### Task description
The records below need retyping in full; give them again exactly.

### Data supplied
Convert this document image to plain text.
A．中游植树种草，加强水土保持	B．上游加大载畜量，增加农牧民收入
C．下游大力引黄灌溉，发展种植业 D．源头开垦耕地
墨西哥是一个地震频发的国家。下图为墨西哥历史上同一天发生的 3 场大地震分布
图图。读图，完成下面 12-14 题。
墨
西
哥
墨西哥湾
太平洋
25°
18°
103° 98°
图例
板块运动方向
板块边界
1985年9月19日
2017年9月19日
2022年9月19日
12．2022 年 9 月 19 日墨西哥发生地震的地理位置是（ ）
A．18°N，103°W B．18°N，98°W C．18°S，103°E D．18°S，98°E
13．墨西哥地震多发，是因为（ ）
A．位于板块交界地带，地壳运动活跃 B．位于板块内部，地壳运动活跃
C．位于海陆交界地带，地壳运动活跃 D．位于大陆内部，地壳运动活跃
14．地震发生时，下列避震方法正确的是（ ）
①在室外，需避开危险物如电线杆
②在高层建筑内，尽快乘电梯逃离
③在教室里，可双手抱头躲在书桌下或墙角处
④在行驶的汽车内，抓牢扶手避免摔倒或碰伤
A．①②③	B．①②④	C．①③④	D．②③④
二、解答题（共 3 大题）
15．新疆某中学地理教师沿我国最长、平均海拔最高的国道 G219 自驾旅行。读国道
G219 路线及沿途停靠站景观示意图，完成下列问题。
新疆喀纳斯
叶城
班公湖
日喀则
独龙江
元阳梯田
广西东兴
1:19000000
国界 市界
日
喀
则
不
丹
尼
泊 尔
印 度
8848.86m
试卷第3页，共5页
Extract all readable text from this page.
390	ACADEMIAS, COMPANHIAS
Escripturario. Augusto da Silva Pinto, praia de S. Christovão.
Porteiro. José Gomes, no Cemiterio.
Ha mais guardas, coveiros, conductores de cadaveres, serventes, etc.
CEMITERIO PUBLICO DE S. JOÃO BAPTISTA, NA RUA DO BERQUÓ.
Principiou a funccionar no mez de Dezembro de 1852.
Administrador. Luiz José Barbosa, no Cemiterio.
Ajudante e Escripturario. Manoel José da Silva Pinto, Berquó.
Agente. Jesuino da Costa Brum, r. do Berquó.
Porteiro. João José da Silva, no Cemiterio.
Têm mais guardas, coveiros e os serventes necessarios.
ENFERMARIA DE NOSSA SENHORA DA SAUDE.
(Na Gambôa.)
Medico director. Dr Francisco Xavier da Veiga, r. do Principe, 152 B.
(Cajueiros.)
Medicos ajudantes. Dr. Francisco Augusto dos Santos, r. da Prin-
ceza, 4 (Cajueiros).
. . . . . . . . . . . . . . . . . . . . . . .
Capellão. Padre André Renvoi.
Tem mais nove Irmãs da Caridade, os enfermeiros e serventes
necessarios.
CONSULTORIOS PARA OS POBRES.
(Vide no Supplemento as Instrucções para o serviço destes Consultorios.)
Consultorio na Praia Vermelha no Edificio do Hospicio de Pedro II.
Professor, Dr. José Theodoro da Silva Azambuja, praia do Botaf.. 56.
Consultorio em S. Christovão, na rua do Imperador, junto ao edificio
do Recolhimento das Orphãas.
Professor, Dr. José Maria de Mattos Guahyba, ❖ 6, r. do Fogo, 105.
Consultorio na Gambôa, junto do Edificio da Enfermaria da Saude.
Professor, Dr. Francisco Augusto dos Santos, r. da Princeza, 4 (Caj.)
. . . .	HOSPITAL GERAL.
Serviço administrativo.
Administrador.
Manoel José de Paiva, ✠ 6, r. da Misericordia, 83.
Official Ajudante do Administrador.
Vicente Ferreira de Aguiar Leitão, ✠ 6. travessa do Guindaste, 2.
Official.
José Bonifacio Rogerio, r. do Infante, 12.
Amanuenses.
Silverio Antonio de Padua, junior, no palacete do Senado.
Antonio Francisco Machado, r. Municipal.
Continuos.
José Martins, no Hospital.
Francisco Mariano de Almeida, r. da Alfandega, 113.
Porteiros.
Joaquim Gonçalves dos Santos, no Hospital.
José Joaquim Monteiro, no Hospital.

### Answer to the exercise
Convert this document image to plain text.
A．中游植树种草，加强水土保持	B．上游加大载畜量，增加农牧民收入
C．下游大力引黄灌溉，发展种植业 D．源头开垦耕地
墨西哥是一个地震频发的国家。下图为墨西哥历史上同一天发生的 3 场大地震分布
图图。读图，完成下面 12-14 题。
墨
西
哥
墨西哥湾
太平洋
25°
18°
103° 98°
图例
板块运动方向
板块边界
1985年9月19日
2017年9月19日
2022年9月19日
12．2022 年 9 月 19 日墨西哥发生地震的地理位置是（ ）
A．18°N，103°W B．18°N，98°W C．18°S，103°E D．18°S，98°E
13．墨西哥地震多发，是因为（ ）
A．位于板块交界地带，地壳运动活跃 B．位于板块内部，地壳运动活跃
C．位于海陆交界地带，地壳运动活跃 D．位于大陆内部，地壳运动活跃
14．地震发生时，下列避震方法正确的是（ ）
①在室外，需避开危险物如电线杆
②在高层建筑内，尽快乘电梯逃离
③在教室里，可双手抱头躲在书桌下或墙角处
④在行驶的汽车内，抓牢扶手避免摔倒或碰伤
A．①②③	B．①②④	C．①③④	D．②③④
二、解答题（共 3 大题）
15．新疆某中学地理教师沿我国最长、平均海拔最高的国道 G219 自驾旅行。读国道
G219 路线及沿途停靠站景观示意图，完成下列问题。
新疆喀纳斯
叶城
班公湖
日喀则
独龙江
元阳梯田
广西东兴
1:19000000
国界 市界
日
喀
则
不
丹
尼
泊 尔
印 度
8848.86m
试卷第3页，共5页
Extract all readable text from this page.
390	ACADEMIAS, COMPANHIAS
Escripturario. Augusto da Silva Pinto, praia de S. Christovão.
Porteiro. José Gomes, no Cemiterio.
Ha mais guardas, coveiros, conductores de cadaveres, serventes, etc.
CEMITERIO PUBLICO DE S. JOÃO BAPTISTA, NA RUA DO BERQUÓ.
Principiou a funccionar no mez de Dezembro de 1852.
Administrador. Luiz José Barbosa, no Cemiterio.
Ajudante e Escripturario. Manoel José da Silva Pinto, Berquó.
Agente. Jesuino da Costa Brum, r. do Berquó.
Porteiro. João José da Silva, no Cemiterio.
Têm mais guardas, coveiros e os serventes necessarios.
ENFERMARIA DE NOSSA SENHORA DA SAUDE.
(Na Gambôa.)
Medico director. Dr Francisco Xavier da Veiga, r. do Principe, 152 B.
(Cajueiros.)
Medicos ajudantes. Dr. Francisco Augusto dos Santos, r. da Prin-
ceza, 4 (Cajueiros).
. . . . . . . . . . . . . . . . . . . . . . .
Capellão. Padre André Renvoi.
Tem mais nove Irmãs da Caridade, os enfermeiros e serventes
necessarios.
CONSULTORIOS PARA OS POBRES.
(Vide no Supplemento as Instrucções para o serviço destes Consultorios.)
Consultorio na Praia Vermelha no Edificio do Hospicio de Pedro II.
Professor, Dr. José Theodoro da Silva Azambuja, praia do Botaf.. 56.
Consultorio em S. Christovão, na rua do Imperador, junto ao edificio
do Recolhimento das Orphãas.
Professor, Dr. José Maria de Mattos Guahyba, ❖ 6, r. do Fogo, 105.
Consultorio na Gambôa, junto do Edificio da Enfermaria da Saude.
Professor, Dr. Francisco Augusto dos Santos, r. da Princeza, 4 (Caj.)
. . . .	HOSPITAL GERAL.
Serviço administrativo.
Administrador.
Manoel José de Paiva, ✠ 6, r. da Misericordia, 83.
Official Ajudante do Administrador.
Vicente Ferreira de Aguiar Leitão, ✠ 6. travessa do Guindaste, 2.
Official.
José Bonifacio Rogerio, r. do Infante, 12.
Amanuenses.
Silverio Antonio de Padua, junior, no palacete do Senado.
Antonio Francisco Machado, r. Municipal.
Continuos.
José Martins, no Hospital.
Francisco Mariano de Almeida, r. da Alfandega, 113.
Porteiros.
Joaquim Gonçalves dos Santos, no Hospital.
José Joaquim Monteiro, no Hospital.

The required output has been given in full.